Collection entries:

________________________________________

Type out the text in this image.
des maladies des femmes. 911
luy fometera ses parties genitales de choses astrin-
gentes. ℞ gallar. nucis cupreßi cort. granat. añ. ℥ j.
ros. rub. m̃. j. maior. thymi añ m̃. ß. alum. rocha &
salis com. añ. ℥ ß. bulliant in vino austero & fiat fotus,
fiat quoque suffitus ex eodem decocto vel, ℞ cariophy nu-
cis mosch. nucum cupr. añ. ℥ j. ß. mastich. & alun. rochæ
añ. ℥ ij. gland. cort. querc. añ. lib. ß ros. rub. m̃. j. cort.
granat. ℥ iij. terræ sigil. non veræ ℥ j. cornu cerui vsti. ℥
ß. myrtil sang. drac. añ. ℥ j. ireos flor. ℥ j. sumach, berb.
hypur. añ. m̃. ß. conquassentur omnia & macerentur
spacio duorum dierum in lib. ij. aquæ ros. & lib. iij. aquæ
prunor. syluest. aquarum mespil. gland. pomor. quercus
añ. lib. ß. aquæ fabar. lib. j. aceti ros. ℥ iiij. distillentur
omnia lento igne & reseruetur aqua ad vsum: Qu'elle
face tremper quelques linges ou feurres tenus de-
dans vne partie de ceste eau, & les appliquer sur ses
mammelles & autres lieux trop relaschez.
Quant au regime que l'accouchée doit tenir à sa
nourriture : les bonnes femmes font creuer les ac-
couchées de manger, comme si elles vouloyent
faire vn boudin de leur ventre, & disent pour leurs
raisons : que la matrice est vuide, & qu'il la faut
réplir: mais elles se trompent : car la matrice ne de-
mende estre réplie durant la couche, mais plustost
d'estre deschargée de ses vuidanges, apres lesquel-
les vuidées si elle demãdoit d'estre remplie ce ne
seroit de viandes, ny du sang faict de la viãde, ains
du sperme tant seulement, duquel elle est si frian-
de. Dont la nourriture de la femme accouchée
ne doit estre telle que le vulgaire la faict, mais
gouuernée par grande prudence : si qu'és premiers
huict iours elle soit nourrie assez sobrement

________________________________________

WRITTEN REQUEST
Please return the data above exactly as given.

EXERCISE ANSWER
Type out the text in this image.
des maladies des femmes. 911
luy fometera ses parties genitales de choses astrin-
gentes. ℞ gallar. nucis cupreßi cort. granat. añ. ℥ j.
ros. rub. m̃. j. maior. thymi añ m̃. ß. alum. rocha &
salis com. añ. ℥ ß. bulliant in vino austero & fiat fotus,
fiat quoque suffitus ex eodem decocto vel, ℞ cariophy nu-
cis mosch. nucum cupr. añ. ℥ j. ß. mastich. & alun. rochæ
añ. ℥ ij. gland. cort. querc. añ. lib. ß ros. rub. m̃. j. cort.
granat. ℥ iij. terræ sigil. non veræ ℥ j. cornu cerui vsti. ℥
ß. myrtil sang. drac. añ. ℥ j. ireos flor. ℥ j. sumach, berb.
hypur. añ. m̃. ß. conquassentur omnia & macerentur
spacio duorum dierum in lib. ij. aquæ ros. & lib. iij. aquæ
prunor. syluest. aquarum mespil. gland. pomor. quercus
añ. lib. ß. aquæ fabar. lib. j. aceti ros. ℥ iiij. distillentur
omnia lento igne & reseruetur aqua ad vsum: Qu'elle
face tremper quelques linges ou feurres tenus de-
dans vne partie de ceste eau, & les appliquer sur ses
mammelles & autres lieux trop relaschez.
Quant au regime que l'accouchée doit tenir à sa
nourriture : les bonnes femmes font creuer les ac-
couchées de manger, comme si elles vouloyent
faire vn boudin de leur ventre, & disent pour leurs
raisons : que la matrice est vuide, & qu'il la faut
réplir: mais elles se trompent : car la matrice ne de-
mende estre réplie durant la couche, mais plustost
d'estre deschargée de ses vuidanges, apres lesquel-
les vuidées si elle demãdoit d'estre remplie ce ne
seroit de viandes, ny du sang faict de la viãde, ains
du sperme tant seulement, duquel elle est si frian-
de. Dont la nourriture de la femme accouchée
ne doit estre telle que le vulgaire la faict, mais
gouuernée par grande prudence : si qu'és premiers
huict iours elle soit nourrie assez sobrement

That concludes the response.